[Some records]
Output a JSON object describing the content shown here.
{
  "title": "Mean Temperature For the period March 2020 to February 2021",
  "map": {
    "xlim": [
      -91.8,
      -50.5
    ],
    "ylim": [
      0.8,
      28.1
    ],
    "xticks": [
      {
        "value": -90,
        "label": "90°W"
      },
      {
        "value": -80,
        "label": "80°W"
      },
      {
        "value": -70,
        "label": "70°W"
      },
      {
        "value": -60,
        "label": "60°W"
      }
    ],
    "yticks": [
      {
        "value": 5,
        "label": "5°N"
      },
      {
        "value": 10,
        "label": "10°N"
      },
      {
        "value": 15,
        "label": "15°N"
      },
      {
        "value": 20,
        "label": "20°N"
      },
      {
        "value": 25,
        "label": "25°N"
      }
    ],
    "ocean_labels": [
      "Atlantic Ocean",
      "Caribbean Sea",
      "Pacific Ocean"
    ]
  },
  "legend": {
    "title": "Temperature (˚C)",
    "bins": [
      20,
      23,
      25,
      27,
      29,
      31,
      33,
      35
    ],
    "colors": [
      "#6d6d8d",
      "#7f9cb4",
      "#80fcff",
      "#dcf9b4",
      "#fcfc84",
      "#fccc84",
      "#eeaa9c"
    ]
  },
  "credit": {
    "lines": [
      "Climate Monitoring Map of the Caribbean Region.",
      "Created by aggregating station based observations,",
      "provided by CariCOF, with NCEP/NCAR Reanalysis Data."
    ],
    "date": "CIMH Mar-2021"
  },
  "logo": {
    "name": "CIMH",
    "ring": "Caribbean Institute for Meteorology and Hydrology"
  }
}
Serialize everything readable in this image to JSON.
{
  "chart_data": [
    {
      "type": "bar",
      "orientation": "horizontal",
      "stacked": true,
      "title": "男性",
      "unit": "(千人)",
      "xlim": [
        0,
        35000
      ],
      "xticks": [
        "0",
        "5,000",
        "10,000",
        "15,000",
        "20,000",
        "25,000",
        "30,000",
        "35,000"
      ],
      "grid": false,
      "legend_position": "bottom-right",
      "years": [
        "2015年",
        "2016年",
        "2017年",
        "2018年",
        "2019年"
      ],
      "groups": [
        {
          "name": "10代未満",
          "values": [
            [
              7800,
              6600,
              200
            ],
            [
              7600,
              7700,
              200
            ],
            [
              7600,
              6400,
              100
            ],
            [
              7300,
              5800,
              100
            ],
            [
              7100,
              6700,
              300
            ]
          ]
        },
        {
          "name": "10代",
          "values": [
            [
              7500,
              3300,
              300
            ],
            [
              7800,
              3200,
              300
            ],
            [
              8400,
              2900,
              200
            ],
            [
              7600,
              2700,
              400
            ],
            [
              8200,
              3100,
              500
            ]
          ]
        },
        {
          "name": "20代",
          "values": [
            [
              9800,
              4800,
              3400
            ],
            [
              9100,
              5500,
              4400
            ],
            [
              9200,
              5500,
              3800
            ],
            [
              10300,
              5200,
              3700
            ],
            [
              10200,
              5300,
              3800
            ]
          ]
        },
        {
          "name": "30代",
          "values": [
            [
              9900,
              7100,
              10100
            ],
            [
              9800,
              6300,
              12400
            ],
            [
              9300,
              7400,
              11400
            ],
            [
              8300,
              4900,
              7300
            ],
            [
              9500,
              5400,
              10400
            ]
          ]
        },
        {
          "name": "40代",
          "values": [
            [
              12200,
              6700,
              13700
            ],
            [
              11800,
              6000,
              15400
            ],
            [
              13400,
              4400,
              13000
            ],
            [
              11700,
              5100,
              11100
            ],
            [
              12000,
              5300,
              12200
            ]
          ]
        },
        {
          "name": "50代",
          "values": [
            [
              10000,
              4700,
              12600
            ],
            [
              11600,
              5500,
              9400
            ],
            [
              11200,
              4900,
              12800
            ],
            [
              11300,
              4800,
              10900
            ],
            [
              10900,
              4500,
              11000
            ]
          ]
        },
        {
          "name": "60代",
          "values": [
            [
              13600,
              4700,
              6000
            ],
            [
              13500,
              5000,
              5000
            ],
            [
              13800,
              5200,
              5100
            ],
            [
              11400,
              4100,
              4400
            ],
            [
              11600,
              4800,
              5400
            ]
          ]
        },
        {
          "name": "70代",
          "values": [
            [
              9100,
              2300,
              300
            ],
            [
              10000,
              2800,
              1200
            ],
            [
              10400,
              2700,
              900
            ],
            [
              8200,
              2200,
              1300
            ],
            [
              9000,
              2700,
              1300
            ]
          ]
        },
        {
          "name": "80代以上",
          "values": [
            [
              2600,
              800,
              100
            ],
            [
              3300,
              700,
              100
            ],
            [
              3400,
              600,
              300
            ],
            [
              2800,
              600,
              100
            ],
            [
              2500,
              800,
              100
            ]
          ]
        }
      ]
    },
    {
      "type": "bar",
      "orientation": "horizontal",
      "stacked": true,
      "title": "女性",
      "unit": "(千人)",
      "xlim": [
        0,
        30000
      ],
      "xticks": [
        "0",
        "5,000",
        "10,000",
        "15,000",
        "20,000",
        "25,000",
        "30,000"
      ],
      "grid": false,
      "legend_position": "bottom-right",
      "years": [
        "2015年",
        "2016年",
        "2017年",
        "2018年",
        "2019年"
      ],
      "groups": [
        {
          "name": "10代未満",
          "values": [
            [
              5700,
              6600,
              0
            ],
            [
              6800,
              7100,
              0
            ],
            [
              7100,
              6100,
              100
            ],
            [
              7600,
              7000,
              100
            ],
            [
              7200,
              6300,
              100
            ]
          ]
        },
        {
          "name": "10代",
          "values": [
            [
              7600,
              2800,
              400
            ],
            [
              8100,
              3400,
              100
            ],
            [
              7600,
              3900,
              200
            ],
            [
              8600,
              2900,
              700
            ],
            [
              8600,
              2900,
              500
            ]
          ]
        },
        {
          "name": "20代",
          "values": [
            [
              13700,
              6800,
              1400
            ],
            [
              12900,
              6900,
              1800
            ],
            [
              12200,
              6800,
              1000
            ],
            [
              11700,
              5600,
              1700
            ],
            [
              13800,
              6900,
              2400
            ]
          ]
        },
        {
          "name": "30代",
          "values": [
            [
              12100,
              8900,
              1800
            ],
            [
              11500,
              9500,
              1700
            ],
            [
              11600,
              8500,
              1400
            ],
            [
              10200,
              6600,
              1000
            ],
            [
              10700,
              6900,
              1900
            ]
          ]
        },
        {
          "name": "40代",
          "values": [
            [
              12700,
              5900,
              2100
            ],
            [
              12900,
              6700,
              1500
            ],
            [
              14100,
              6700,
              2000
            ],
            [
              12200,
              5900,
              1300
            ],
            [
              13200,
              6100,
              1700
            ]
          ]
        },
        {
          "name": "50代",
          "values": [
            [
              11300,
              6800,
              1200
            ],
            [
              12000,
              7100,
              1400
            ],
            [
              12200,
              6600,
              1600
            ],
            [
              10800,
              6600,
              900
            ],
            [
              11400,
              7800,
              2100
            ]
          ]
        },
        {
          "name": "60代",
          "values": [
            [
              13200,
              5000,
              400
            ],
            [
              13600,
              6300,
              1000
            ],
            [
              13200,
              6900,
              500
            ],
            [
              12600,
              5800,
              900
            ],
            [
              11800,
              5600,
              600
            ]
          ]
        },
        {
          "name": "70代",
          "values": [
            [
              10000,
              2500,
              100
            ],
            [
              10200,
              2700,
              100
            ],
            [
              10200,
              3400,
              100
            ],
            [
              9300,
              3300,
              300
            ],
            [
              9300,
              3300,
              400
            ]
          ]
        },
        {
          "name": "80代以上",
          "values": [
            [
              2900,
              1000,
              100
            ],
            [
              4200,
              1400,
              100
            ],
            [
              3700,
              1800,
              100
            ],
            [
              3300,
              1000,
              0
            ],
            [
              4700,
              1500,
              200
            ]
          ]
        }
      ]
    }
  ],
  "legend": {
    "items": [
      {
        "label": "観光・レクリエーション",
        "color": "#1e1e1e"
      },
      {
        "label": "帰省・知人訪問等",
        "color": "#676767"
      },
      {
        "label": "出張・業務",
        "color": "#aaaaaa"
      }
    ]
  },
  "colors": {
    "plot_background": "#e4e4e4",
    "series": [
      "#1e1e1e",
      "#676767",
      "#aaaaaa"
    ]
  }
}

● TASK OBJECTIVE
For the string "title", count the lines of the entries above that include it; answer with the number only.

● RESPONSE TO THIS EXERCISE
4